Task to complete ->
Find the lines holding the string "evoluzione" in the data, then copy all of them.
-------- Data for this exercise
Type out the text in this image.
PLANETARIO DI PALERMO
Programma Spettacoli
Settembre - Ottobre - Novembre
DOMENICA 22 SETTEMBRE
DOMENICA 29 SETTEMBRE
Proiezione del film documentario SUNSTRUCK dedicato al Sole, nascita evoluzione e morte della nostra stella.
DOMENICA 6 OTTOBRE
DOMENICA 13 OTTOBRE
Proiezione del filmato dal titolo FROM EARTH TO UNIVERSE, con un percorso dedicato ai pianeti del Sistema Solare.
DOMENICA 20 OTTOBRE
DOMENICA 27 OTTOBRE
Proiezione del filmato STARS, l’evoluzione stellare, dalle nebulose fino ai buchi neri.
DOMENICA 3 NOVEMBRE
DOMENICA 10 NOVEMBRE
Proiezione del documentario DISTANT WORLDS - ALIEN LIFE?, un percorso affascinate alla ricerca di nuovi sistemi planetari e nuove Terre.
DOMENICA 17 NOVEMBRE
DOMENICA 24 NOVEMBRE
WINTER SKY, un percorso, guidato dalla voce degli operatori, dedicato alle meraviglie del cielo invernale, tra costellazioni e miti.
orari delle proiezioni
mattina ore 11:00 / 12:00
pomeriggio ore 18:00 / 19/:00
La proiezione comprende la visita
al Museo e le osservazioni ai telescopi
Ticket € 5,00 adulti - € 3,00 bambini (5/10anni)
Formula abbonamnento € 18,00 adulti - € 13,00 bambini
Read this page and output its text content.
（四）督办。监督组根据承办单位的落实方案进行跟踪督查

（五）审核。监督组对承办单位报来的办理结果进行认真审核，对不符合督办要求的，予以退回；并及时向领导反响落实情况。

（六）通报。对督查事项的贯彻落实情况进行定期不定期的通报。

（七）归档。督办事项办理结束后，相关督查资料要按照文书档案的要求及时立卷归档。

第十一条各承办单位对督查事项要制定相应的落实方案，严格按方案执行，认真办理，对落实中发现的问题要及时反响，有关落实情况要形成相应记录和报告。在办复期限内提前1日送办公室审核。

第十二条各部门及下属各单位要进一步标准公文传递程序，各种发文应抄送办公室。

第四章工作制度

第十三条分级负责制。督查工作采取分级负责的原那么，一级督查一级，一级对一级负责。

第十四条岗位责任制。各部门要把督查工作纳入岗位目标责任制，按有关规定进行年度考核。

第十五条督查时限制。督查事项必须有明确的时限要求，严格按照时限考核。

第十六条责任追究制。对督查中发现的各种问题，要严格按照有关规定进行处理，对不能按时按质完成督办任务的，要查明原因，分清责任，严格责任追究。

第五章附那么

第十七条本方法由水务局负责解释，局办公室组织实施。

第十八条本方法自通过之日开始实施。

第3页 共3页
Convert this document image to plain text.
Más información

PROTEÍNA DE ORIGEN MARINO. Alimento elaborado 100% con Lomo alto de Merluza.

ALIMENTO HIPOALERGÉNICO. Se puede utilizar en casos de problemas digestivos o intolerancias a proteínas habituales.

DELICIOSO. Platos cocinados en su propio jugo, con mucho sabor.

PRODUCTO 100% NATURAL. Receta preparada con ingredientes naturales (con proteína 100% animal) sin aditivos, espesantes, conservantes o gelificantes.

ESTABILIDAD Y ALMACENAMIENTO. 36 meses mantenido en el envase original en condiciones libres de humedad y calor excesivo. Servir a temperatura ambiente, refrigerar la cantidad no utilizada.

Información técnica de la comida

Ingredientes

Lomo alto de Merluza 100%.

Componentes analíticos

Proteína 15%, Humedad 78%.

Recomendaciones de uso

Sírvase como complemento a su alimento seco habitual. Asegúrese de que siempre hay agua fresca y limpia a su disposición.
----------------
Answer for the task ->
Proiezione del film documentario SUNSTRUCK dedicato al Sole, nascita evoluzione e morte della nostra stella.
Proiezione del filmato STARS, l’evoluzione stellare, dalle nebulose fino ai buchi neri.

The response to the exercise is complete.